** START **

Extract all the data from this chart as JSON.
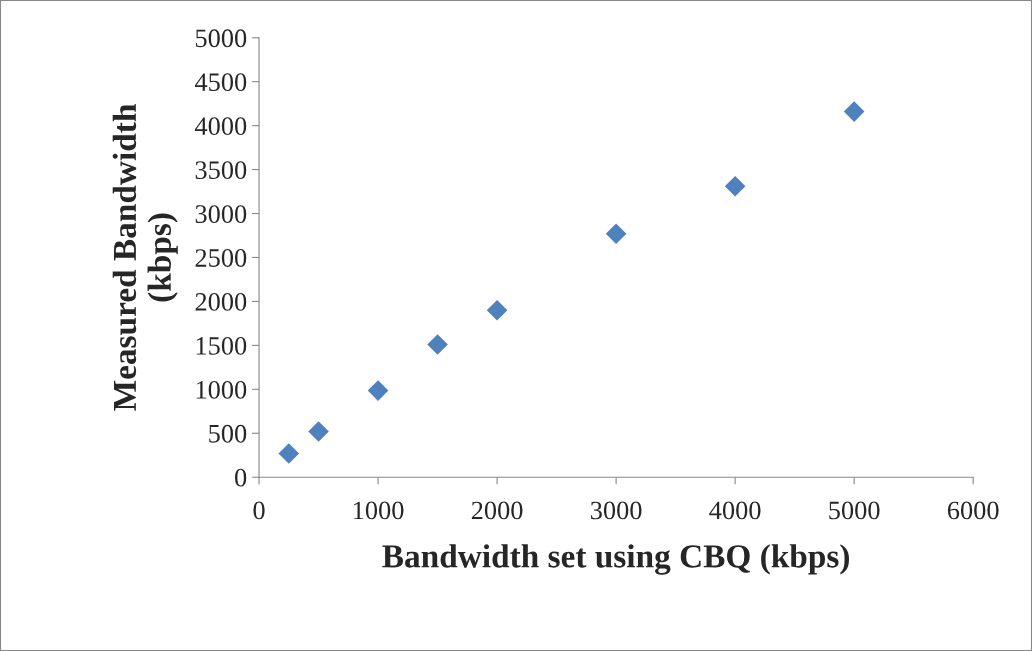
{
  "chart_data": {
    "type": "scatter",
    "xlabel": "Bandwidth set using CBQ (kbps)",
    "ylabel": "Measured Bandwidth\n(kbps)",
    "x": [
      250,
      500,
      1000,
      1500,
      2000,
      3000,
      4000,
      5000
    ],
    "series": [
      {
        "color": "#4f81bd",
        "values": [
          270,
          520,
          985,
          1510,
          1900,
          2770,
          3310,
          4160
        ]
      }
    ],
    "xlim": [
      0,
      6000
    ],
    "xticks": [
      0,
      1000,
      2000,
      3000,
      4000,
      5000,
      6000
    ],
    "ylim": [
      0,
      5000
    ],
    "yticks": [
      0,
      500,
      1000,
      1500,
      2000,
      2500,
      3000,
      3500,
      4000,
      4500,
      5000
    ],
    "marker": "diamond",
    "grid": false,
    "legend": false
  }
}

** END **

The exercise
Return all the entries word for word, but omit any pictures they contain.

Solution for this exercise
Extract all the data from this chart as JSON.
{
  "chart_data": {
    "type": "scatter",
    "xlabel": "Bandwidth set using CBQ (kbps)",
    "ylabel": "Measured Bandwidth\n(kbps)",
    "x": [
      250,
      500,
      1000,
      1500,
      2000,
      3000,
      4000,
      5000
    ],
    "series": [
      {
        "color": "#4f81bd",
        "values": [
          270,
          520,
          985,
          1510,
          1900,
          2770,
          3310,
          4160
        ]
      }
    ],
    "xlim": [
      0,
      6000
    ],
    "xticks": [
      0,
      1000,
      2000,
      3000,
      4000,
      5000,
      6000
    ],
    "ylim": [
      0,
      5000
    ],
    "yticks": [
      0,
      500,
      1000,
      1500,
      2000,
      2500,
      3000,
      3500,
      4000,
      4500,
      5000
    ],
    "marker": "diamond",
    "grid": false,
    "legend": false
  }
}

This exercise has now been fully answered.